:: Collection entries ::
────────

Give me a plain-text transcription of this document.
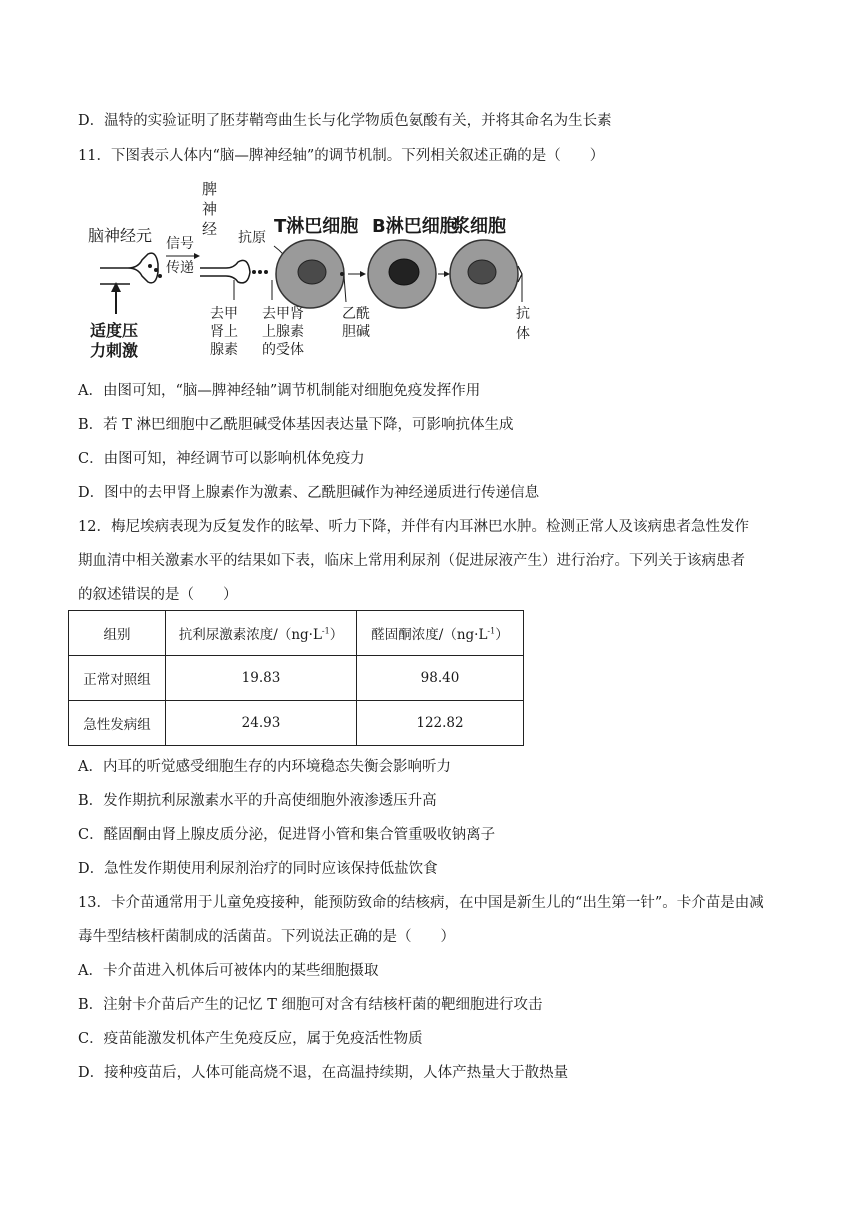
D．温特的实验证明了胚芽鞘弯曲生长与化学物质色氨酸有关，并将其命名为生长素
11．下图表示人体内“脑—脾神经轴”的调节机制。下列相关叙述正确的是（　　）
脑神经元
适度压
力刺激
信号
传递
脾
神
经
去甲
肾上
腺素
去甲肾
上腺素
的受体
抗原
T淋巴细胞
乙酰
胆碱
B淋巴细胞
浆细胞
抗
体
A．由图可知，“脑—脾神经轴”调节机制能对细胞免疫发挥作用
B．若 T 淋巴细胞中乙酰胆碱受体基因表达量下降，可影响抗体生成
C．由图可知，神经调节可以影响机体免疫力
D．图中的去甲肾上腺素作为激素、乙酰胆碱作为神经递质进行传递信息
12．梅尼埃病表现为反复发作的眩晕、听力下降，并伴有内耳淋巴水肿。检测正常人及该病患者急性发作
期血清中相关激素水平的结果如下表，临床上常用利尿剂（促进尿液产生）进行治疗。下列关于该病患者
的叙述错误的是（　　）
组别	抗利尿激素浓度$/(ng\cdot L^{-1})$	醛固酮浓度$/(ng\cdot L^{-1})$
正常对照组	19.83	98.40
急性发病组	24.93	122.82
A．内耳的听觉感受细胞生存的内环境稳态失衡会影响听力
B．发作期抗利尿激素水平的升高使细胞外液渗透压升高
C．醛固酮由肾上腺皮质分泌，促进肾小管和集合管重吸收钠离子
D．急性发作期使用利尿剂治疗的同时应该保持低盐饮食
13．卡介苗通常用于儿童免疫接种，能预防致命的结核病，在中国是新生儿的“出生第一针”。卡介苗是由减
毒牛型结核杆菌制成的活菌苗。下列说法正确的是（　　）
A．卡介苗进入机体后可被体内的某些细胞摄取
B．注射卡介苗后产生的记忆 T 细胞可对含有结核杆菌的靶细胞进行攻击
C．疫苗能激发机体产生免疫反应，属于免疫活性物质
D．接种疫苗后，人体可能高烧不退，在高温持续期，人体产热量大于散热量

────────

:: Required task ::
In the records above, how many lines include "脾神经轴"? Give that number and nothing more.

:: Answer to the problem ::
2